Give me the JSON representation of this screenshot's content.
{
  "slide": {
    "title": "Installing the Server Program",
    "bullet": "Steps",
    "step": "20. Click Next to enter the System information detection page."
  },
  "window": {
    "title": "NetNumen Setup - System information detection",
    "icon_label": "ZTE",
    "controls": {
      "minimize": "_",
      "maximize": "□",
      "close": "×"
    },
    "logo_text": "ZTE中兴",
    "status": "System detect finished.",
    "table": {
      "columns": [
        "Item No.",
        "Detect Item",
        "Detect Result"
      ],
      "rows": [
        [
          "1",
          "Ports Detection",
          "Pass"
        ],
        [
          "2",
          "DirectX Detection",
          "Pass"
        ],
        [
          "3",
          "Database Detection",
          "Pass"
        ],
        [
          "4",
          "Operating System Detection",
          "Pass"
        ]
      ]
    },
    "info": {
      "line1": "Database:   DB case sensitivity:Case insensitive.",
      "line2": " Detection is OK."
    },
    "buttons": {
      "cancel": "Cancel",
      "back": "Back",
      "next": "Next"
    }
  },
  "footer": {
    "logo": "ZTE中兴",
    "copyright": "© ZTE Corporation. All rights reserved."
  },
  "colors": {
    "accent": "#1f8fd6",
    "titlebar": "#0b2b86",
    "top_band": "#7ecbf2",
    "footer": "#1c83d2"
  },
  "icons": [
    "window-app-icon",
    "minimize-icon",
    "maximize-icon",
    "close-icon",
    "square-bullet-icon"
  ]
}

**EXERCISE PROMPT:** Produce a verbatim transcription of the entries above.

**SOLUTION FOR THIS PROBLEM:**
Give me the JSON representation of this screenshot's content.
{
  "slide": {
    "title": "Installing the Server Program",
    "bullet": "Steps",
    "step": "20. Click Next to enter the System information detection page."
  },
  "window": {
    "title": "NetNumen Setup - System information detection",
    "icon_label": "ZTE",
    "controls": {
      "minimize": "_",
      "maximize": "□",
      "close": "×"
    },
    "logo_text": "ZTE中兴",
    "status": "System detect finished.",
    "table": {
      "columns": [
        "Item No.",
        "Detect Item",
        "Detect Result"
      ],
      "rows": [
        [
          "1",
          "Ports Detection",
          "Pass"
        ],
        [
          "2",
          "DirectX Detection",
          "Pass"
        ],
        [
          "3",
          "Database Detection",
          "Pass"
        ],
        [
          "4",
          "Operating System Detection",
          "Pass"
        ]
      ]
    },
    "info": {
      "line1": "Database:   DB case sensitivity:Case insensitive.",
      "line2": " Detection is OK."
    },
    "buttons": {
      "cancel": "Cancel",
      "back": "Back",
      "next": "Next"
    }
  },
  "footer": {
    "logo": "ZTE中兴",
    "copyright": "© ZTE Corporation. All rights reserved."
  },
  "colors": {
    "accent": "#1f8fd6",
    "titlebar": "#0b2b86",
    "top_band": "#7ecbf2",
    "footer": "#1c83d2"
  },
  "icons": [
    "window-app-icon",
    "minimize-icon",
    "maximize-icon",
    "close-icon",
    "square-bullet-icon"
  ]
}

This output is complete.